━━ Records

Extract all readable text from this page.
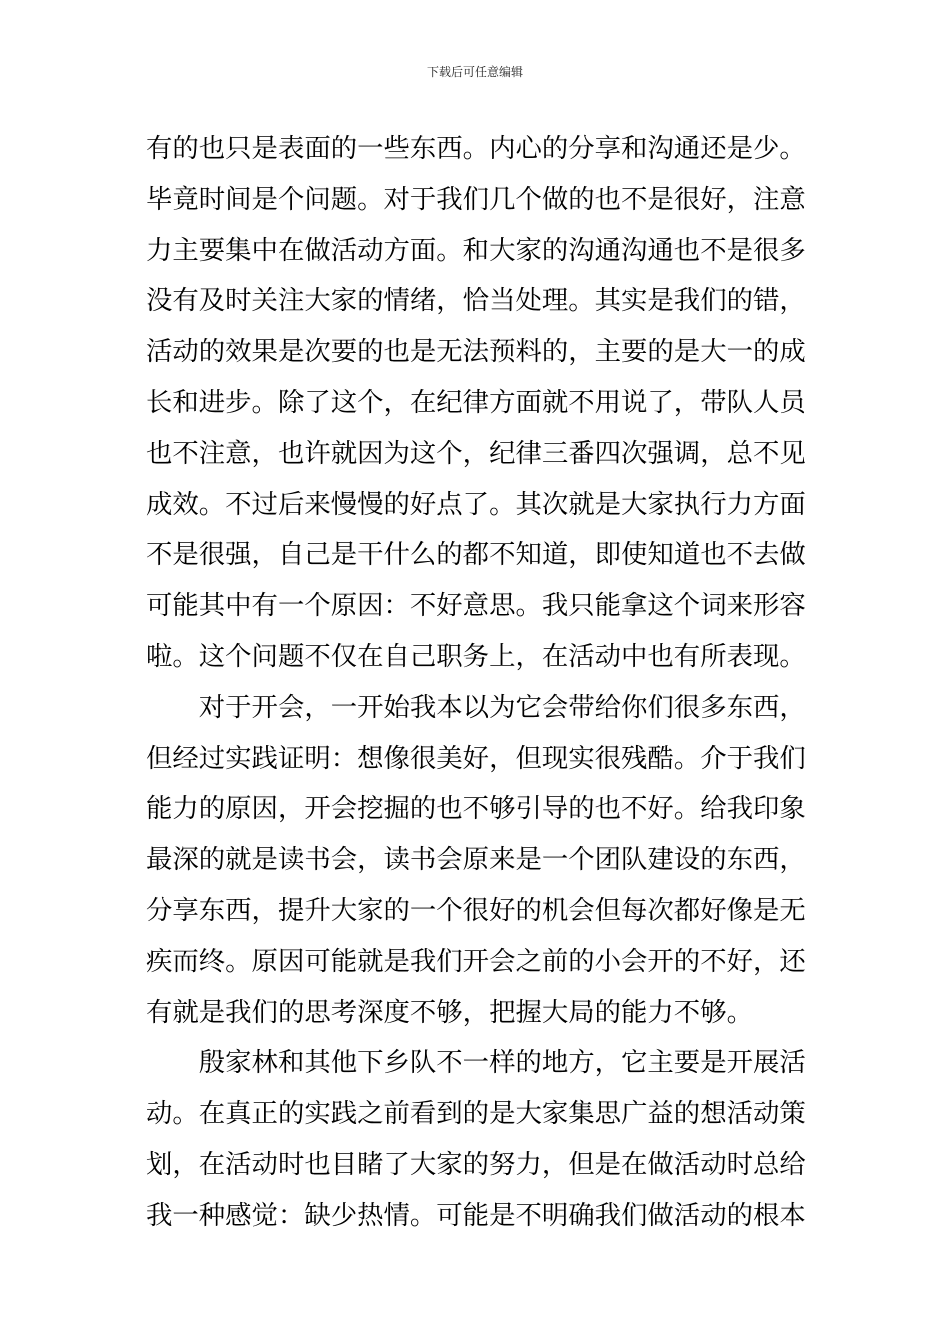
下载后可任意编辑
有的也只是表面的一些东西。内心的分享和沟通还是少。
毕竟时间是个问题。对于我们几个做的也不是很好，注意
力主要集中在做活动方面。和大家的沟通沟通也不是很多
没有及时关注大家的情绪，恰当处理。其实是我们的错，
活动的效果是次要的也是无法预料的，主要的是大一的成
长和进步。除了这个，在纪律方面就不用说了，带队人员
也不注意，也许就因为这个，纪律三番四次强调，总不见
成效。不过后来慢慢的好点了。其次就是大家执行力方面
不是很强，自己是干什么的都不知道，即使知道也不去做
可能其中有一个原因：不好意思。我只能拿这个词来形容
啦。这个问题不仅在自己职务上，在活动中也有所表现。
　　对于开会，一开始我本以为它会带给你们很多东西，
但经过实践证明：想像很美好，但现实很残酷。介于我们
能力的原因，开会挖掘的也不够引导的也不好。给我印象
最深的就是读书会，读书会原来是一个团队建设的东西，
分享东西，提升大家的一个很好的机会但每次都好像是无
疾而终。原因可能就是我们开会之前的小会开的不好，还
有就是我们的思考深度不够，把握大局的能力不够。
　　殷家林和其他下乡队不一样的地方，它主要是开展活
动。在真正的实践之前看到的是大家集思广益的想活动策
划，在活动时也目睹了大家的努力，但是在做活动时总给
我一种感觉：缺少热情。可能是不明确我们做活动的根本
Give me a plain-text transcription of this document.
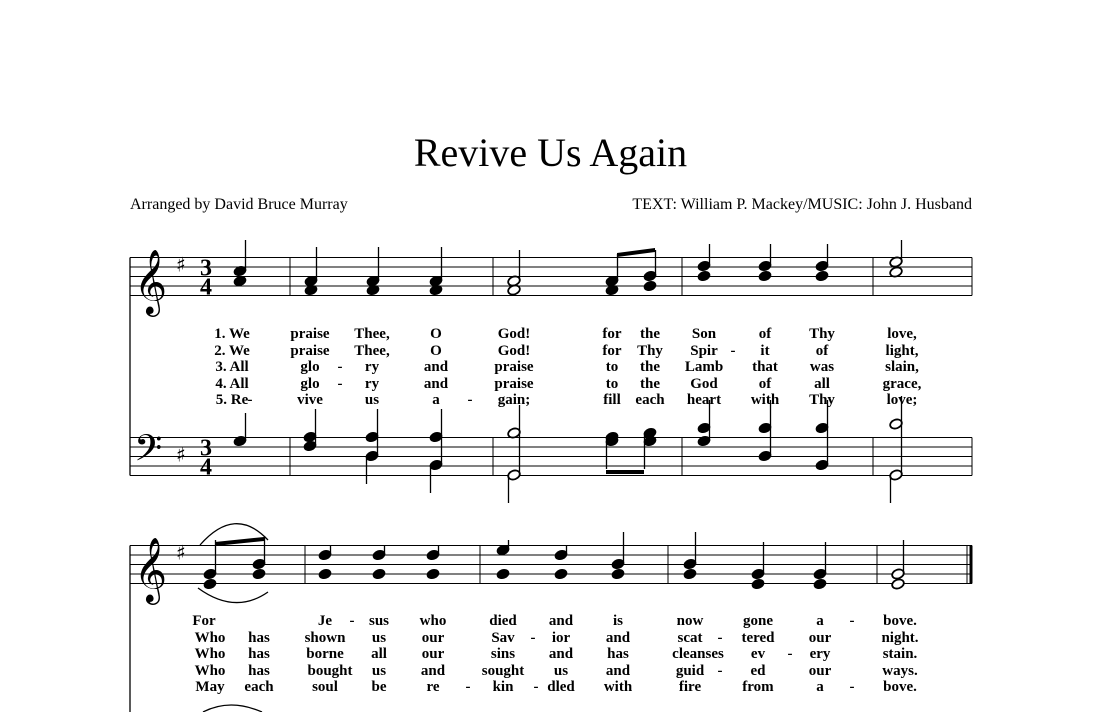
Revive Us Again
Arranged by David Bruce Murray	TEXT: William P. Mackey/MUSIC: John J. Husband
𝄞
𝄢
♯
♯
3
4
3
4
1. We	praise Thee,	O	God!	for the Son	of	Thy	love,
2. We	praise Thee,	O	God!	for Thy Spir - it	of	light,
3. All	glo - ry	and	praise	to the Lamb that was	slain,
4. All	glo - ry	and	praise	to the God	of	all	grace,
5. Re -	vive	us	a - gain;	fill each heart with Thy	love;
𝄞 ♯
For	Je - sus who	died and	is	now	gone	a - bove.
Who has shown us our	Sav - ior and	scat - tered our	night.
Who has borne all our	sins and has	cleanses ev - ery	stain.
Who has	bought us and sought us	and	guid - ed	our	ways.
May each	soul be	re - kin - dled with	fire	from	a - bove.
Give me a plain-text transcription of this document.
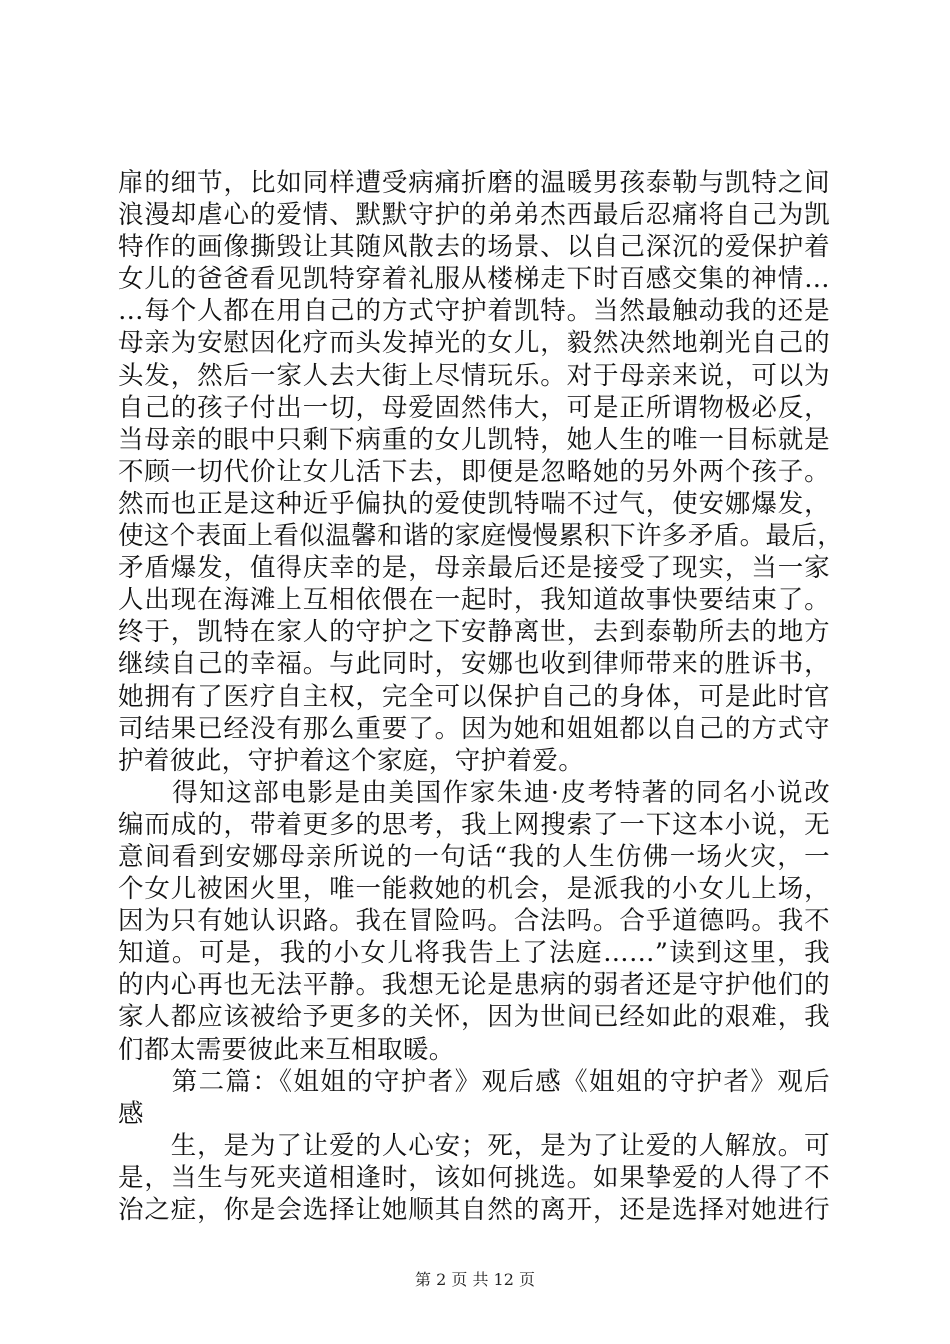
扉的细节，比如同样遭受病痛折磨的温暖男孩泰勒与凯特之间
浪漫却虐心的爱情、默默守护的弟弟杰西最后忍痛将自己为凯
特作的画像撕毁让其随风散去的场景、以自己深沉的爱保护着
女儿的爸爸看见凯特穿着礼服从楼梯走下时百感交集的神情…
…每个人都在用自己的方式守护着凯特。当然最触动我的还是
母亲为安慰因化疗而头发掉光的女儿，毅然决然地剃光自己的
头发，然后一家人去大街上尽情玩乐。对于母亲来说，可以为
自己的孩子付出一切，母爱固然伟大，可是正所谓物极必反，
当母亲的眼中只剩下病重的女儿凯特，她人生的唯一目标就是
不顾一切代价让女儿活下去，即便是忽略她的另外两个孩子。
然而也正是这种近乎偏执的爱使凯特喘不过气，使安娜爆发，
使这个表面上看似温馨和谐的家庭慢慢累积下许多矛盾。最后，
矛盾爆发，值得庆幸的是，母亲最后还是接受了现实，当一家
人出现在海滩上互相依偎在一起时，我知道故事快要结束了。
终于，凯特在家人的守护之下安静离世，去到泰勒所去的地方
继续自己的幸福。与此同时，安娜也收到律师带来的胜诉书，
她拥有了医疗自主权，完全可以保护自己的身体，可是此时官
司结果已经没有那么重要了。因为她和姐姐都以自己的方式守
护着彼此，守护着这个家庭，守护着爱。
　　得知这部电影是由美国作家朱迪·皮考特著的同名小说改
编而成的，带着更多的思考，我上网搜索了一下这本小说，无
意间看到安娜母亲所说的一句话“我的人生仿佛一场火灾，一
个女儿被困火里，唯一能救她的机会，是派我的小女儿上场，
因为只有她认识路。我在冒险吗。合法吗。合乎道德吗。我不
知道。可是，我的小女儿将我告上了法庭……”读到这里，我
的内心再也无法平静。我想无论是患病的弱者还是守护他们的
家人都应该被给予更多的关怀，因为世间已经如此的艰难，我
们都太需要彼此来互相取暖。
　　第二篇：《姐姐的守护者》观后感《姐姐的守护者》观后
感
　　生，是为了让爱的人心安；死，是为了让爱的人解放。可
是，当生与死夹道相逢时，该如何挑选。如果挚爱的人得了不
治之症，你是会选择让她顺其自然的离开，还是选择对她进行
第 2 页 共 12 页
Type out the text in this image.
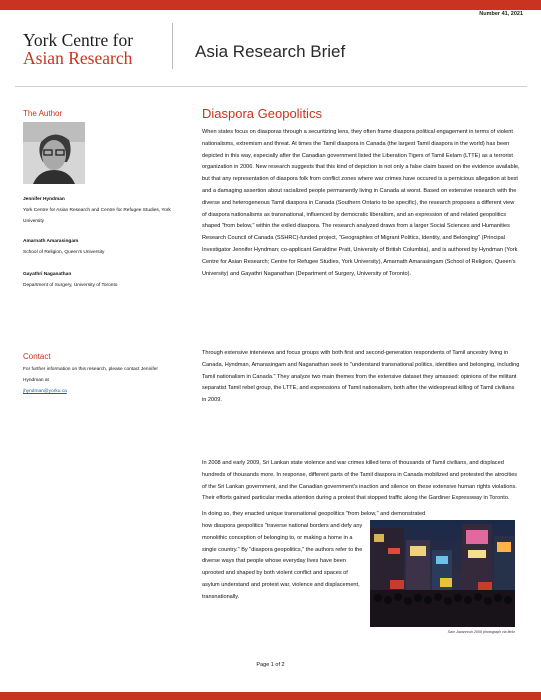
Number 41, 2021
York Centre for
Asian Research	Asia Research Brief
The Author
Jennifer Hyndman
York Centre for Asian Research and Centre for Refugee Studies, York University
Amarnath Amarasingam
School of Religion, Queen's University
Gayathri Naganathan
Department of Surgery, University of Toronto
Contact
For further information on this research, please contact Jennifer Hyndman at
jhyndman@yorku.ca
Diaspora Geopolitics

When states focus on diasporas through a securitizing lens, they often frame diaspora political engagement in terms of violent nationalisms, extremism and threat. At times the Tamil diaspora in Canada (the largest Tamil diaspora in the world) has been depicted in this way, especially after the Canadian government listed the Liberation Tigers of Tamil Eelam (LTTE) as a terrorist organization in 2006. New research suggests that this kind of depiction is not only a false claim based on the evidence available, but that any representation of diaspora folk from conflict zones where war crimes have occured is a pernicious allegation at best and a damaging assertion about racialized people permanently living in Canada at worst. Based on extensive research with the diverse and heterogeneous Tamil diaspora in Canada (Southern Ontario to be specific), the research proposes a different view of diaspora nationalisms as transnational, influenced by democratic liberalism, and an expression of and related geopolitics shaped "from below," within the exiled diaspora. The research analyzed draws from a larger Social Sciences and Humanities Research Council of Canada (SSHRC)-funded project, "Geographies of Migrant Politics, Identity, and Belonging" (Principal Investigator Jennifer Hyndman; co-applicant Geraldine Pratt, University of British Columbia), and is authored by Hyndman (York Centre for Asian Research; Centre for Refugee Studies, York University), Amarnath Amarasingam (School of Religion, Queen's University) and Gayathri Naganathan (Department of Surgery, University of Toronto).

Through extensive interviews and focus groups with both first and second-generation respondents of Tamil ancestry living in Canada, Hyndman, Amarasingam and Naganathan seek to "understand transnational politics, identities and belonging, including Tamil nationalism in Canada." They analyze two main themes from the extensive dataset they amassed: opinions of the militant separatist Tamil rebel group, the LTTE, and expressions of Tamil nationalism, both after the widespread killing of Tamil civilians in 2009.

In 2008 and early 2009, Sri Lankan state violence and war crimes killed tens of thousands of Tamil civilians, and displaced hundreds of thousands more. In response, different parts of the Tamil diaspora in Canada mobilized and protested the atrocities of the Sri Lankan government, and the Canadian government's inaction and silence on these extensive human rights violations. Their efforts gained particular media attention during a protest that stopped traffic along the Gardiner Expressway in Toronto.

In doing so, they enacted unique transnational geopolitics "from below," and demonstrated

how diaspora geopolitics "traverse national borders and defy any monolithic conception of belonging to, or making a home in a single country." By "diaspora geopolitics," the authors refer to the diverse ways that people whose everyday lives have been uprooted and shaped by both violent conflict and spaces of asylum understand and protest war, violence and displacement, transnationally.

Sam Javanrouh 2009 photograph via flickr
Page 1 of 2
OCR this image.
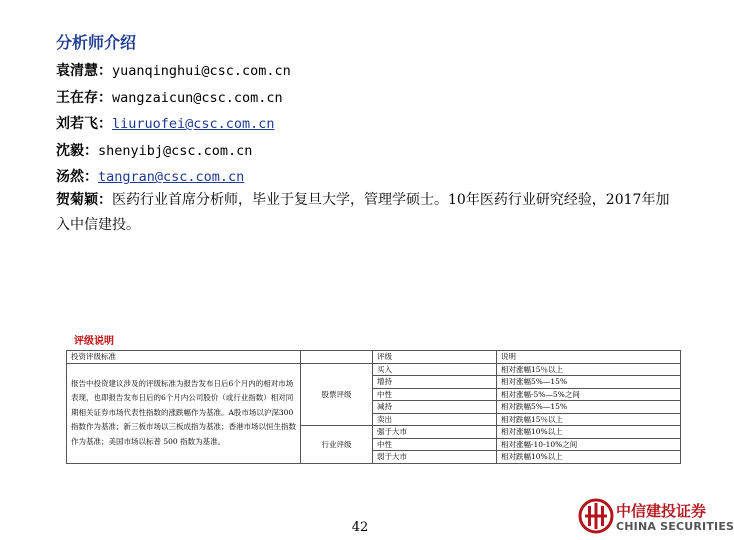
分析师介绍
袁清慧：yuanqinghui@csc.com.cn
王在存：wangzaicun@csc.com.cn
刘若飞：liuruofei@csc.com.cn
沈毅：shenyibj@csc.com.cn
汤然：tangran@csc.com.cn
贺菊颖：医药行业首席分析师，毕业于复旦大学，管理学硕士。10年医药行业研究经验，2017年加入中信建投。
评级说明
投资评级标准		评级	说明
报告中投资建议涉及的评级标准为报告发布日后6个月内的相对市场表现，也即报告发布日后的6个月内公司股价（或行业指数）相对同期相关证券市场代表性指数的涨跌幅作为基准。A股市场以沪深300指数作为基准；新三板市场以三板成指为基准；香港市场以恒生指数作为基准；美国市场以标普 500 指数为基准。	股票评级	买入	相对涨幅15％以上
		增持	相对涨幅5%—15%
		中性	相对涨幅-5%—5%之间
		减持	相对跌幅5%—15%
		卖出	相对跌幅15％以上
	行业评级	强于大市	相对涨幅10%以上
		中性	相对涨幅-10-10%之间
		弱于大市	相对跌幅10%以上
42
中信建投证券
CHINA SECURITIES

━━━━

Goal → Quote exactly, and nothing besides, the lines from the one with "OCR this image." through the end of the records above; include both ends and omit the pictures.

Result of this exercise →
OCR this image.
分析师介绍
袁清慧：yuanqinghui@csc.com.cn
王在存：wangzaicun@csc.com.cn
刘若飞：liuruofei@csc.com.cn
沈毅：shenyibj@csc.com.cn
汤然：tangran@csc.com.cn
贺菊颖：医药行业首席分析师，毕业于复旦大学，管理学硕士。10年医药行业研究经验，2017年加入中信建投。
评级说明
投资评级标准		评级	说明
报告中投资建议涉及的评级标准为报告发布日后6个月内的相对市场表现，也即报告发布日后的6个月内公司股价（或行业指数）相对同期相关证券市场代表性指数的涨跌幅作为基准。A股市场以沪深300指数作为基准；新三板市场以三板成指为基准；香港市场以恒生指数作为基准；美国市场以标普 500 指数为基准。	股票评级	买入	相对涨幅15％以上
		增持	相对涨幅5%—15%
		中性	相对涨幅-5%—5%之间
		减持	相对跌幅5%—15%
		卖出	相对跌幅15％以上
	行业评级	强于大市	相对涨幅10%以上
		中性	相对涨幅-10-10%之间
		弱于大市	相对跌幅10%以上
42
中信建投证券
CHINA SECURITIES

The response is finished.